BEGIN Data for the task
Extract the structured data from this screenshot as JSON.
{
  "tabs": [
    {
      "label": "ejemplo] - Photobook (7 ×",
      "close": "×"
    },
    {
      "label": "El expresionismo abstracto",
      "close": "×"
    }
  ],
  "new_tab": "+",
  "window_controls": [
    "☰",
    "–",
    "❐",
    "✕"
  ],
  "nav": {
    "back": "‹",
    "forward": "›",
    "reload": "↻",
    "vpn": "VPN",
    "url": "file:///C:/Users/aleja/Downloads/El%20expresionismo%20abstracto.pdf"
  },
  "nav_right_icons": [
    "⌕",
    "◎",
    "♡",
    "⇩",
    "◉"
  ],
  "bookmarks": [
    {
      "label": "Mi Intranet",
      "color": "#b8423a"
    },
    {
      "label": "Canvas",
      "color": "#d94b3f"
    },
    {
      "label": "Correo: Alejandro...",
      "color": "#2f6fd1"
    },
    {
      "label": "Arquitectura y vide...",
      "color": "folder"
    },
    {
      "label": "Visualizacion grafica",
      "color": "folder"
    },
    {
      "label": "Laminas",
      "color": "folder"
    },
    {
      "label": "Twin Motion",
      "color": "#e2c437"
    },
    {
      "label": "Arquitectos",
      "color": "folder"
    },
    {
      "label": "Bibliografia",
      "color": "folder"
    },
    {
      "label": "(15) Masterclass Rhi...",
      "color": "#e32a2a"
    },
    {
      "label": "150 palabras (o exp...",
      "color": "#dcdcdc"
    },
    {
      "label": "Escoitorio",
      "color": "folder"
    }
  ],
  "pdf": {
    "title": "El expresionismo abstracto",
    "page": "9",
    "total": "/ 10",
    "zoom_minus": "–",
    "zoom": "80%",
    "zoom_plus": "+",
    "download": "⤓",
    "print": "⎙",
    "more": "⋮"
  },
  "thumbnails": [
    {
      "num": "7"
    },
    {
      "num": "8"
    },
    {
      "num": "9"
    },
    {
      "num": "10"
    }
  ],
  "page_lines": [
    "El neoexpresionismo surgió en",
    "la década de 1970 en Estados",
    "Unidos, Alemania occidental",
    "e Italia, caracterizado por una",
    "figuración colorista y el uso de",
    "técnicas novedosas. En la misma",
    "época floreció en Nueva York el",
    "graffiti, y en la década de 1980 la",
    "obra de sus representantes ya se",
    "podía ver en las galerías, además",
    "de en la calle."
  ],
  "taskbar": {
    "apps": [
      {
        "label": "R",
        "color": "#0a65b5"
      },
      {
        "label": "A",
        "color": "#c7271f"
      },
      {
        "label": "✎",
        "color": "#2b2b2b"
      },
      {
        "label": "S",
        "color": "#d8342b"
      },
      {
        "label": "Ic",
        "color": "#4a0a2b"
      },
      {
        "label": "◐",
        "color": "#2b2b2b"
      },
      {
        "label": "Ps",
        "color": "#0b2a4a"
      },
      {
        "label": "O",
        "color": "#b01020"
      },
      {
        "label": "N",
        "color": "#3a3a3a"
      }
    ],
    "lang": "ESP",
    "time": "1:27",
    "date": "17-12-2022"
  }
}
END Data for the task
Count the lines in the records above that contain the word "década", and reply with only that number.

2